— Given instruction —
Find the line containing "Transcribe this image's". Quote it and every line after it, exactly, through the end; skip pictures.

— Data shown —
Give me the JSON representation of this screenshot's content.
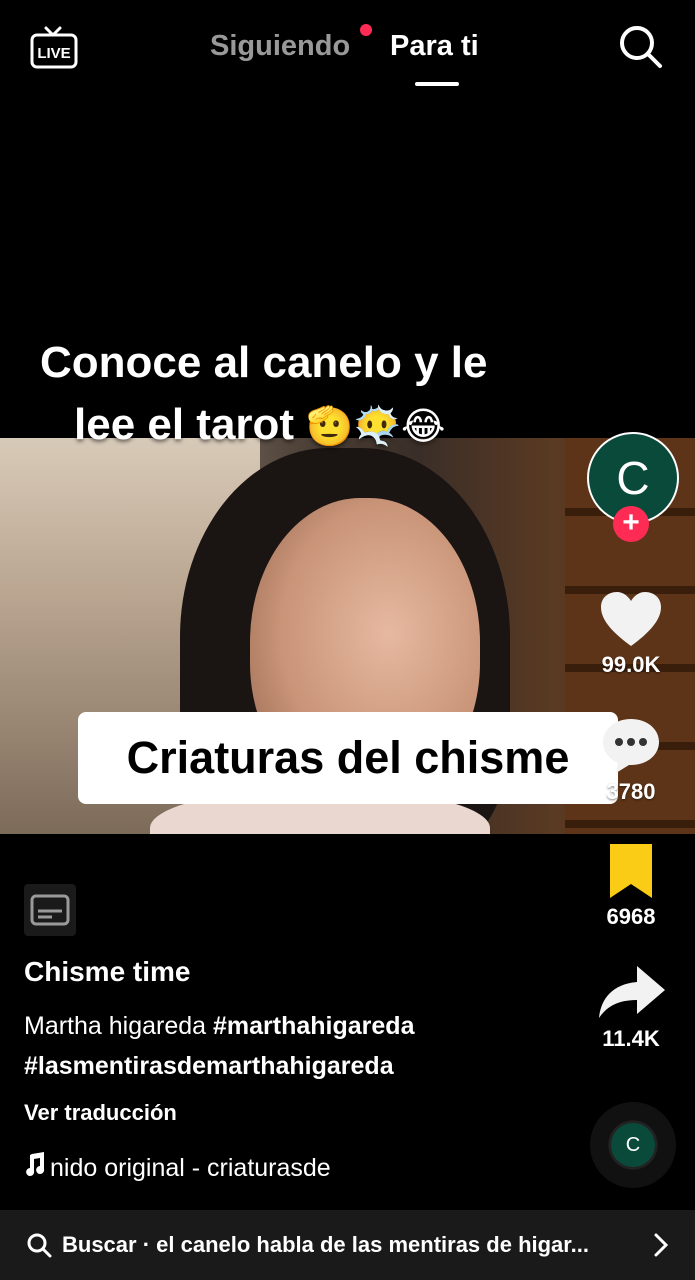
{
  "topbar": {
    "live_label": "LIVE",
    "tab_following": "Siguiendo",
    "tab_foryou": "Para ti"
  },
  "video": {
    "overlay_line1": "Conoce al canelo y le",
    "overlay_line2": "lee el tarot",
    "overlay_emojis": "🫡😶‍🌫️😂",
    "caption_box": "Criaturas del chisme"
  },
  "rail": {
    "avatar_letter": "C",
    "follow_symbol": "+",
    "likes": "99.0K",
    "comments": "3780",
    "saves": "6968",
    "shares": "11.4K"
  },
  "post": {
    "author": "Chisme time",
    "desc_text": "Martha higareda ",
    "hashtag1": "#marthahigareda",
    "hashtag2": "#lasmentirasdemarthahigareda",
    "translate": "Ver traducción",
    "music": "nido original - criaturasde",
    "disc_letter": "C"
  },
  "search": {
    "text": "Buscar · el canelo habla de las mentiras de higar..."
  },
  "colors": {
    "accent": "#fe2c55",
    "save_yellow": "#facc15",
    "avatar_green": "#0a4a3a"
  }
}
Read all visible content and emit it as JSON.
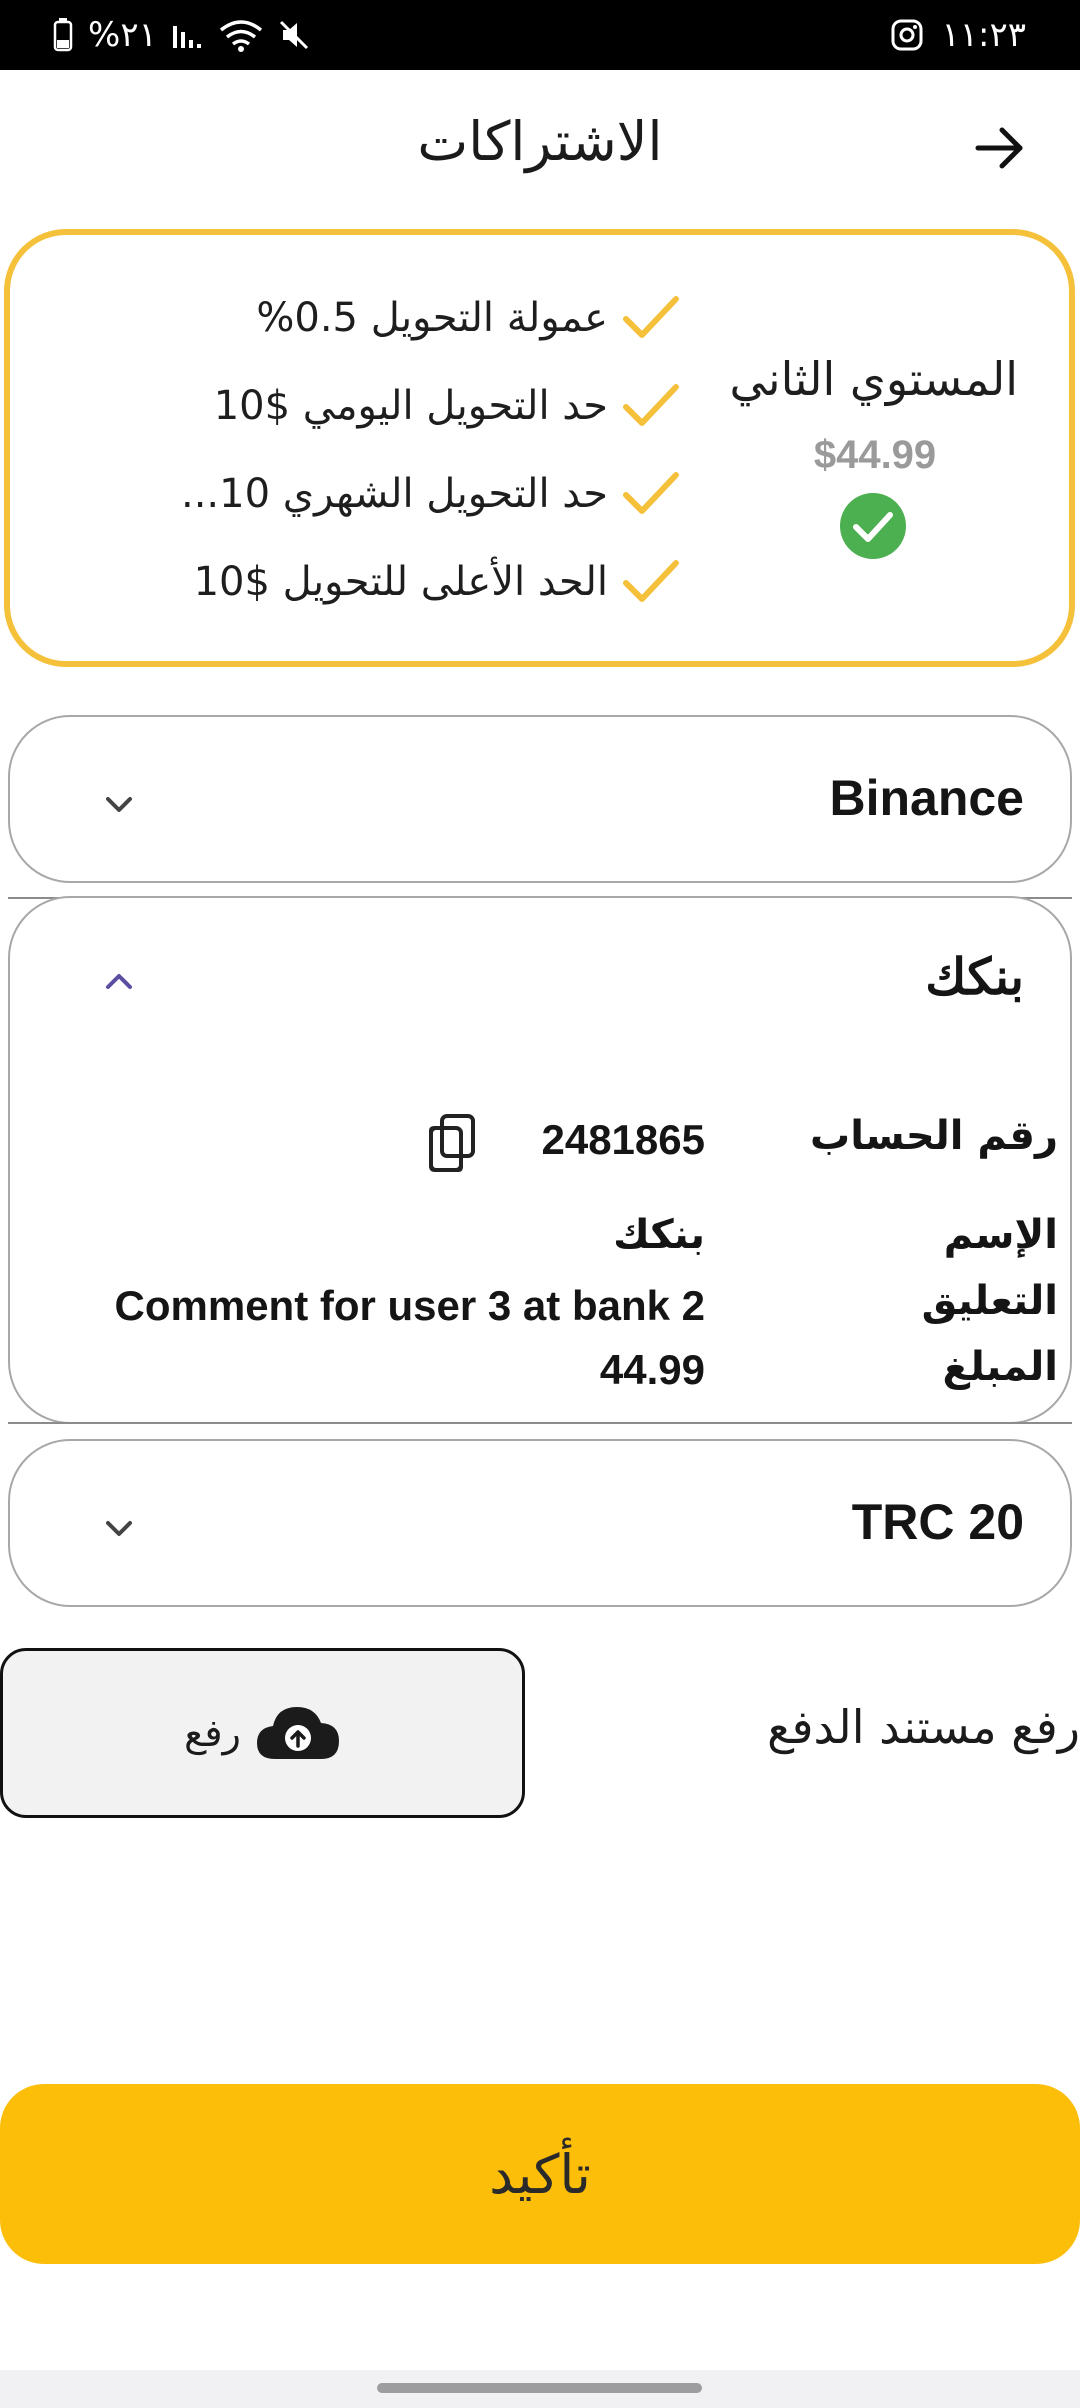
{
  "status_bar": {
    "battery_text": "%٢١",
    "time": "١١:٢٣"
  },
  "header": {
    "title": "الاشتراكات"
  },
  "plan": {
    "name": "المستوي الثاني",
    "price": "$44.99",
    "features": [
      "عمولة التحويل 0.5%",
      "حد التحويل اليومي $10",
      "حد التحويل الشهري 10...",
      "الحد الأعلى للتحويل $10"
    ],
    "accent_color": "#f5c13b",
    "selected_color": "#4caf50"
  },
  "payment_methods": [
    {
      "title": "Binance",
      "expanded": false
    },
    {
      "title": "بنكك",
      "expanded": true,
      "details": {
        "account_label": "رقم الحساب",
        "account_value": "2481865",
        "name_label": "الإسم",
        "name_value": "بنكك",
        "comment_label": "التعليق",
        "comment_value": "Comment for user 3 at bank 2",
        "amount_label": "المبلغ",
        "amount_value": "44.99"
      }
    },
    {
      "title": "TRC 20",
      "expanded": false
    }
  ],
  "upload": {
    "label": "رفع مستند الدفع",
    "button_label": "رفع",
    "icon": "cloud-upload-icon"
  },
  "confirm": {
    "label": "تأكيد",
    "color": "#fdbe0a"
  }
}
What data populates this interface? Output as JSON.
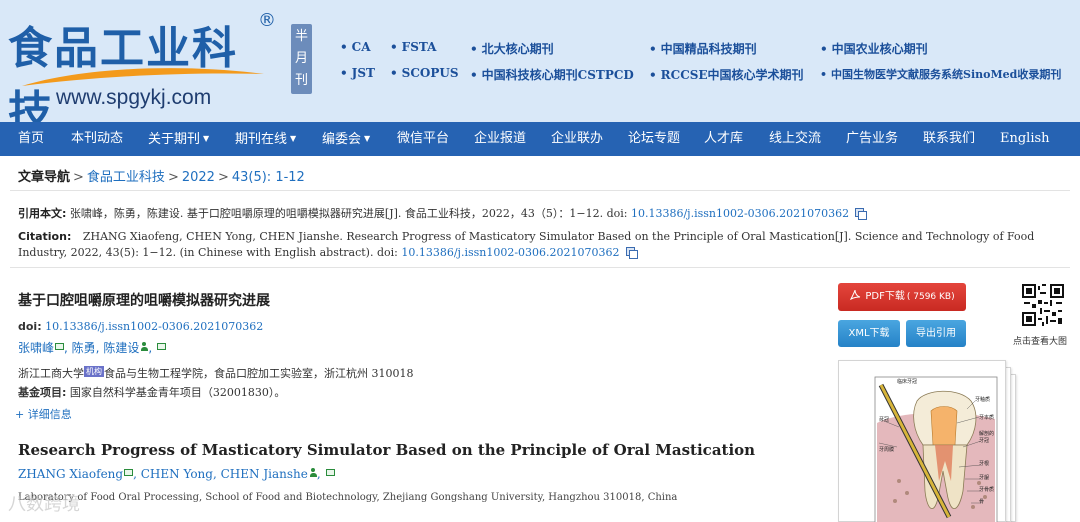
{
  "header": {
    "logo_cn": "食品工业科技",
    "logo_reg": "®",
    "logo_url": "www.spgykj.com",
    "frequency": [
      "半",
      "月",
      "刊"
    ],
    "indexes_row1": [
      "CA",
      "FSTA",
      "北大核心期刊",
      "中国精品科技期刊",
      "中国农业核心期刊"
    ],
    "indexes_row2": [
      "JST",
      "SCOPUS",
      "中国科技核心期刊CSTPCD",
      "RCCSE中国核心学术期刊",
      "中国生物医学文献服务系统SinoMed收录期刊"
    ]
  },
  "nav": {
    "items": [
      "首页",
      "本刊动态",
      "关于期刊",
      "期刊在线",
      "编委会",
      "微信平台",
      "企业报道",
      "企业联办",
      "论坛专题",
      "人才库",
      "线上交流",
      "广告业务",
      "联系我们",
      "English"
    ]
  },
  "breadcrumb": {
    "label": "文章导航",
    "journal": "食品工业科技",
    "year": "2022",
    "issue": "43(5): 1-12"
  },
  "citation": {
    "cn_label": "引用本文:",
    "cn_text": "张啸峰，陈勇，陈建设. 基于口腔咀嚼原理的咀嚼模拟器研究进展[J]. 食品工业科技，2022，43（5）：1−12. doi: ",
    "en_label": "Citation:",
    "en_text": "ZHANG Xiaofeng, CHEN Yong, CHEN Jianshe. Research Progress of Masticatory Simulator Based on the Principle of Oral Mastication[J]. Science and Technology of Food Industry, 2022, 43(5): 1−12. (in Chinese with English abstract). doi: ",
    "doi": "10.13386/j.issn1002-0306.2021070362"
  },
  "article": {
    "title_cn": "基于口腔咀嚼原理的咀嚼模拟器研究进展",
    "doi_label": "doi:",
    "doi": "10.13386/j.issn1002-0306.2021070362",
    "authors_cn": [
      "张啸峰",
      "陈勇",
      "陈建设"
    ],
    "affil_cn_univ": "浙江工商大学",
    "affil_badge": "机构",
    "affil_cn_rest": "食品与生物工程学院，食品口腔加工实验室，浙江杭州 310018",
    "fund_label": "基金项目:",
    "fund_text": "国家自然科学基金青年项目（32001830）。",
    "details_link": "+ 详细信息",
    "title_en": "Research Progress of Masticatory Simulator Based on the Principle of Oral Mastication",
    "authors_en": [
      "ZHANG Xiaofeng",
      "CHEN Yong",
      "CHEN Jianshe"
    ],
    "affil_en": "Laboratory of Food Oral Processing, School of Food and Biotechnology, Zhejiang Gongshang University, Hangzhou 310018, China"
  },
  "sidebar": {
    "pdf_label": "PDF下载",
    "pdf_size": "( 7596 KB)",
    "xml_label": "XML下载",
    "export_label": "导出引用",
    "qr_caption": "点击查看大图"
  },
  "figure_labels": {
    "top_left": "临床牙冠",
    "left_mid": "牙冠",
    "left_low": "牙周膜",
    "right_top": "牙釉质",
    "right_1": "牙本质",
    "right_2": "解剖的",
    "right_3": "牙冠",
    "right_4": "牙根",
    "right_5": "牙龈",
    "right_6": "牙骨质",
    "right_7": "骨"
  },
  "watermark": "八数跨境",
  "colors": {
    "header_bg": "#d9e8f8",
    "nav_bg": "#2663b3",
    "link": "#1f6fbf",
    "pdf_button": "#d8342b",
    "blue_button": "#2f8fd3"
  }
}
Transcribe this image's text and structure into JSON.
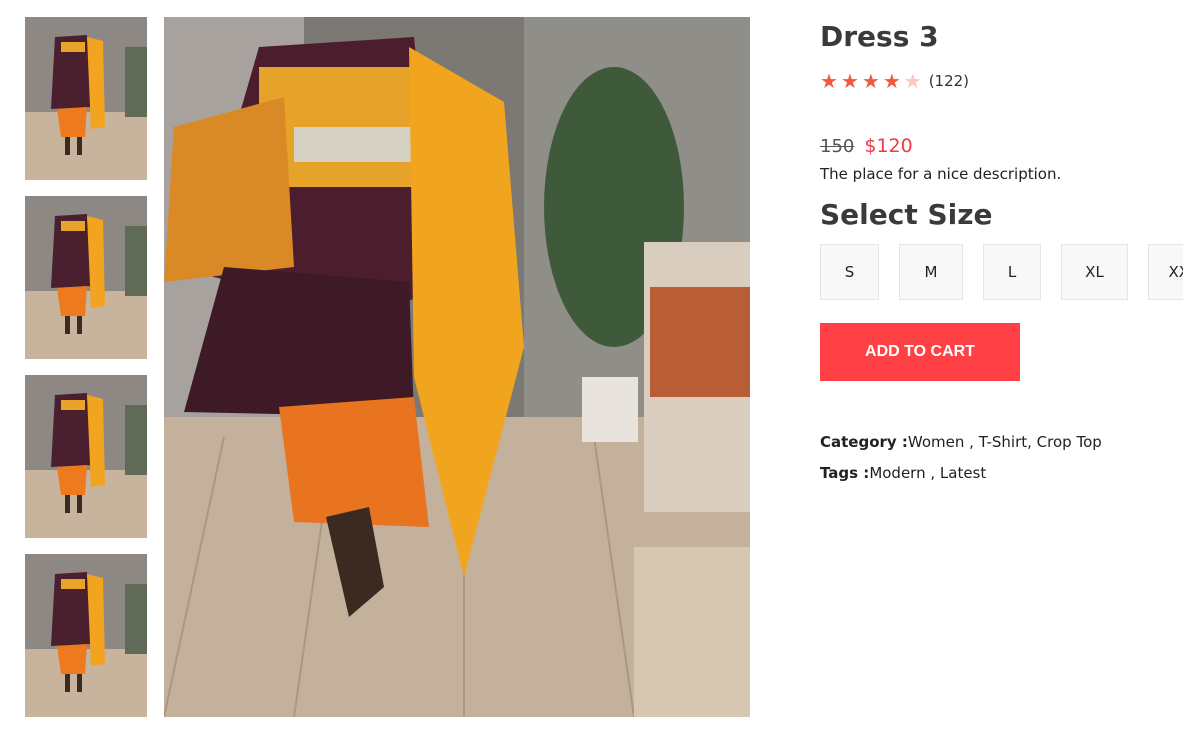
{
  "product": {
    "title": "Dress 3",
    "rating": {
      "value": 4,
      "max": 5,
      "count_text": "(122)"
    },
    "price": {
      "old": "150",
      "current": "$120"
    },
    "description": "The place for a nice description.",
    "size_heading": "Select Size",
    "sizes": [
      "S",
      "M",
      "L",
      "XL",
      "XXL"
    ],
    "add_to_cart_label": "ADD TO CART",
    "category": {
      "label": "Category :",
      "value": "Women , T-Shirt, Crop Top"
    },
    "tags": {
      "label": "Tags :",
      "value": "Modern , Latest"
    }
  },
  "colors": {
    "accent": "#ff4044",
    "price": "#f03a47",
    "star": "#f05a3c",
    "star_empty": "#f7c9c0"
  }
}
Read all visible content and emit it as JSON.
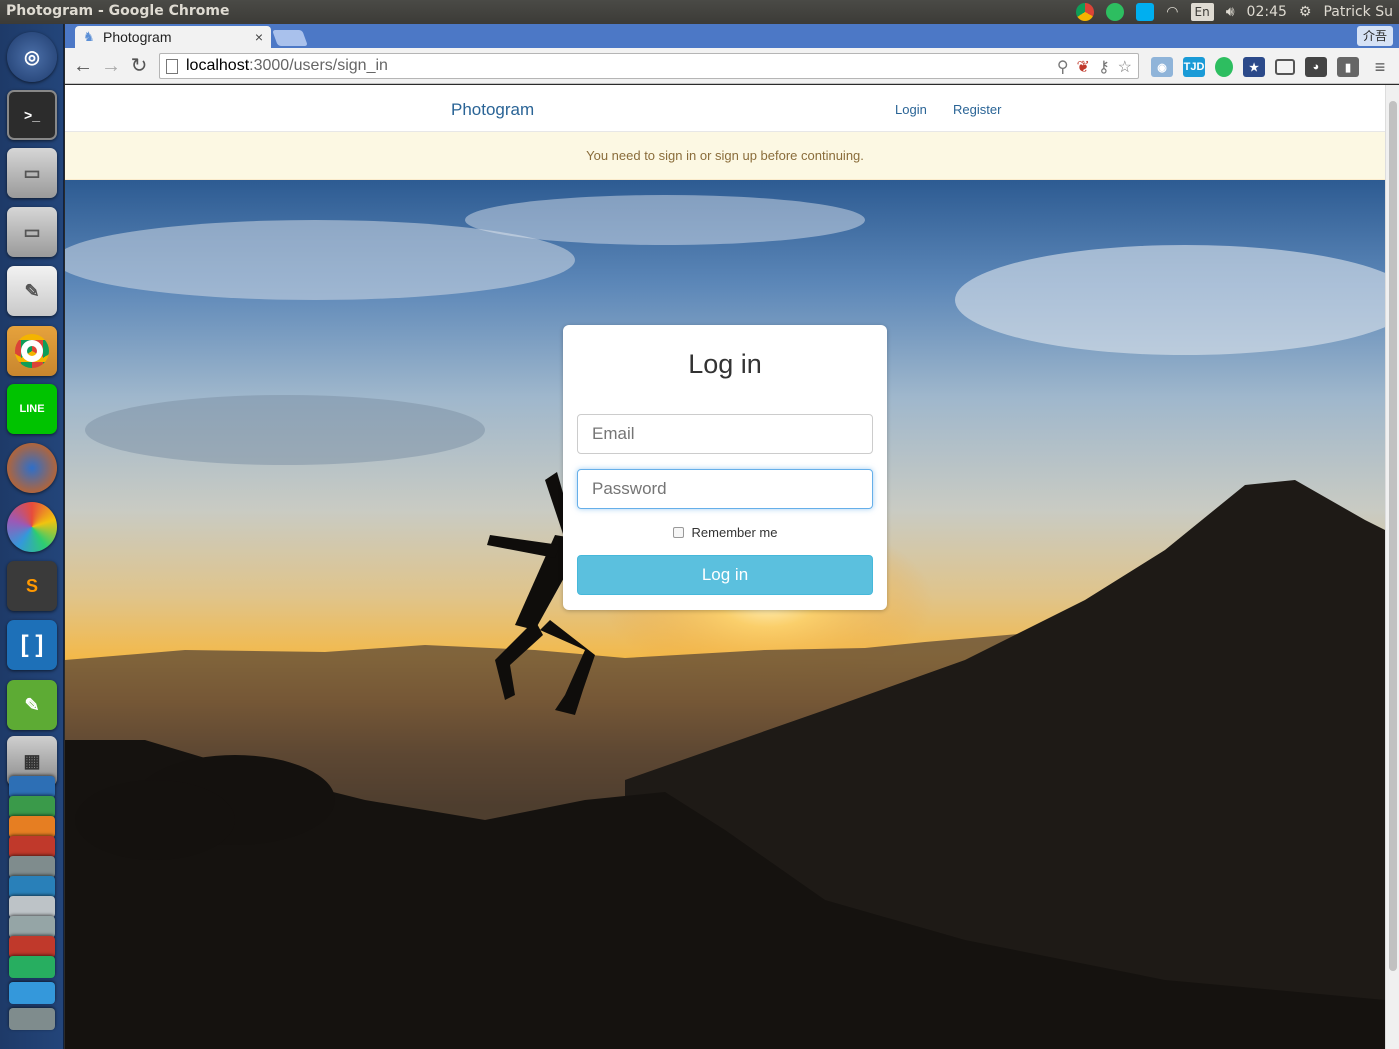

— Worked answer —
Transcribe this image's text and structure into JSON.
{
  "product": {
    "title": "Dress 3",
    "rating": {
      "value": 4,
      "max": 5,
      "count_text": "(122)"
    },
    "price": {
      "old": "150",
      "current": "$120"
    },
    "description": "The place for a nice description.",
    "size_heading": "Select Size",
    "sizes": [
      "S",
      "M",
      "L",
      "XL",
      "XXL"
    ],
    "add_to_cart_label": "ADD TO CART",
    "category": {
      "label": "Category :",
      "value": "Women , T-Shirt, Crop Top"
    },
    "tags": {
      "label": "Tags :",
      "value": "Modern , Latest"
    }
  },
  "colors": {
    "accent": "#ff4044",
    "price": "#f03a47",
    "star": "#f05a3c",
    "star_empty": "#f7c9c0"
  }
}
Read all visible content and emit it as JSON.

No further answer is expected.